--- Start ---

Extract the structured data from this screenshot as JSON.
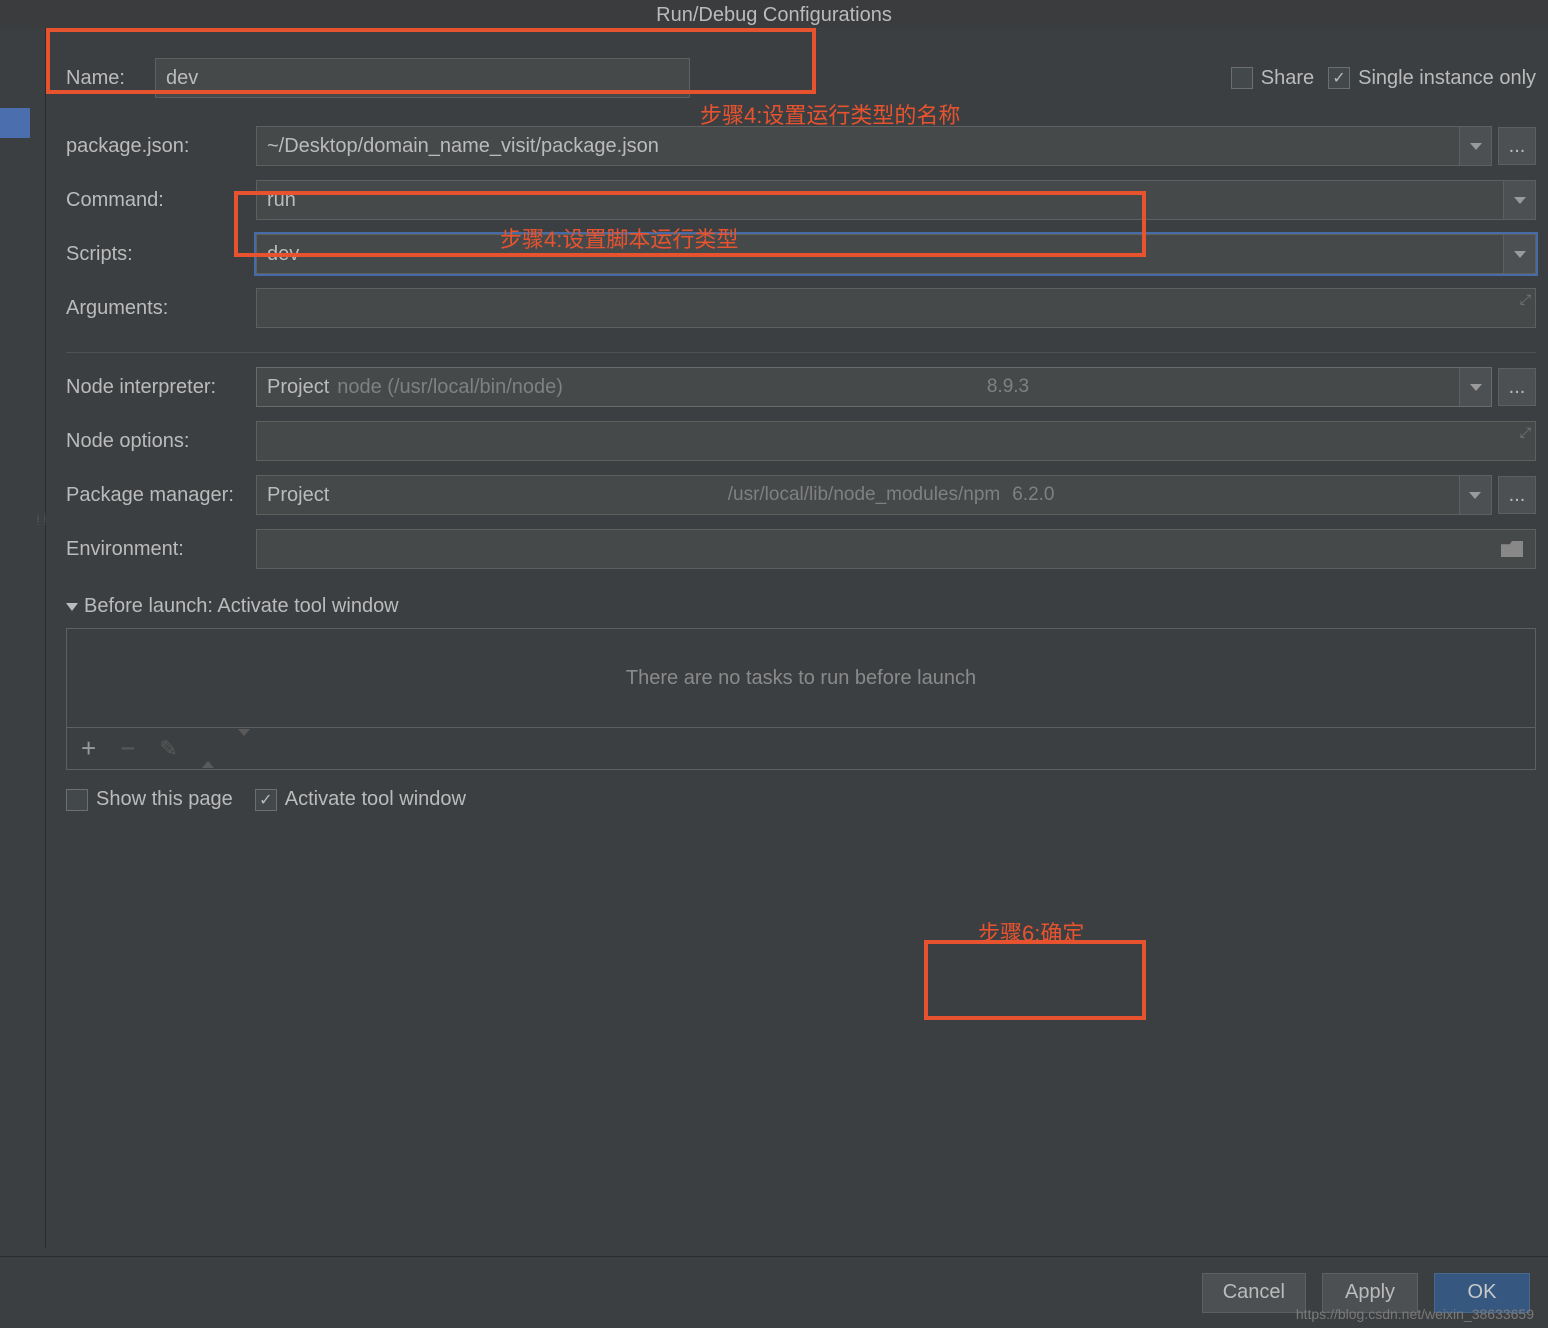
{
  "title": "Run/Debug Configurations",
  "form": {
    "name_label": "Name:",
    "name_value": "dev",
    "share_label": "Share",
    "single_instance_label": "Single instance only",
    "package_json_label": "package.json:",
    "package_json_value": "~/Desktop/domain_name_visit/package.json",
    "command_label": "Command:",
    "command_value": "run",
    "scripts_label": "Scripts:",
    "scripts_value": "dev",
    "arguments_label": "Arguments:",
    "node_interpreter_label": "Node interpreter:",
    "node_interpreter_prefix": "Project",
    "node_interpreter_path": "node (/usr/local/bin/node)",
    "node_interpreter_version": "8.9.3",
    "node_options_label": "Node options:",
    "package_manager_label": "Package manager:",
    "package_manager_prefix": "Project",
    "package_manager_path": "/usr/local/lib/node_modules/npm",
    "package_manager_version": "6.2.0",
    "environment_label": "Environment:",
    "before_launch_header": "Before launch: Activate tool window",
    "before_launch_empty": "There are no tasks to run before launch",
    "show_this_page": "Show this page",
    "activate_tool_window": "Activate tool window"
  },
  "buttons": {
    "cancel": "Cancel",
    "apply": "Apply",
    "ok": "OK"
  },
  "annotations": {
    "step4a": "步骤4:设置运行类型的名称",
    "step4b": "步骤4:设置脚本运行类型",
    "step6": "步骤6:确定"
  },
  "watermark": "https://blog.csdn.net/weixin_38633659"
}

--- End ---

=== AIM ===
Quote every line word for word and keep the images out of the copy.

=== ANSWER ===
Extract the structured data from this screenshot as JSON.
{
  "title": "Run/Debug Configurations",
  "form": {
    "name_label": "Name:",
    "name_value": "dev",
    "share_label": "Share",
    "single_instance_label": "Single instance only",
    "package_json_label": "package.json:",
    "package_json_value": "~/Desktop/domain_name_visit/package.json",
    "command_label": "Command:",
    "command_value": "run",
    "scripts_label": "Scripts:",
    "scripts_value": "dev",
    "arguments_label": "Arguments:",
    "node_interpreter_label": "Node interpreter:",
    "node_interpreter_prefix": "Project",
    "node_interpreter_path": "node (/usr/local/bin/node)",
    "node_interpreter_version": "8.9.3",
    "node_options_label": "Node options:",
    "package_manager_label": "Package manager:",
    "package_manager_prefix": "Project",
    "package_manager_path": "/usr/local/lib/node_modules/npm",
    "package_manager_version": "6.2.0",
    "environment_label": "Environment:",
    "before_launch_header": "Before launch: Activate tool window",
    "before_launch_empty": "There are no tasks to run before launch",
    "show_this_page": "Show this page",
    "activate_tool_window": "Activate tool window"
  },
  "buttons": {
    "cancel": "Cancel",
    "apply": "Apply",
    "ok": "OK"
  },
  "annotations": {
    "step4a": "步骤4:设置运行类型的名称",
    "step4b": "步骤4:设置脚本运行类型",
    "step6": "步骤6:确定"
  },
  "watermark": "https://blog.csdn.net/weixin_38633659"
}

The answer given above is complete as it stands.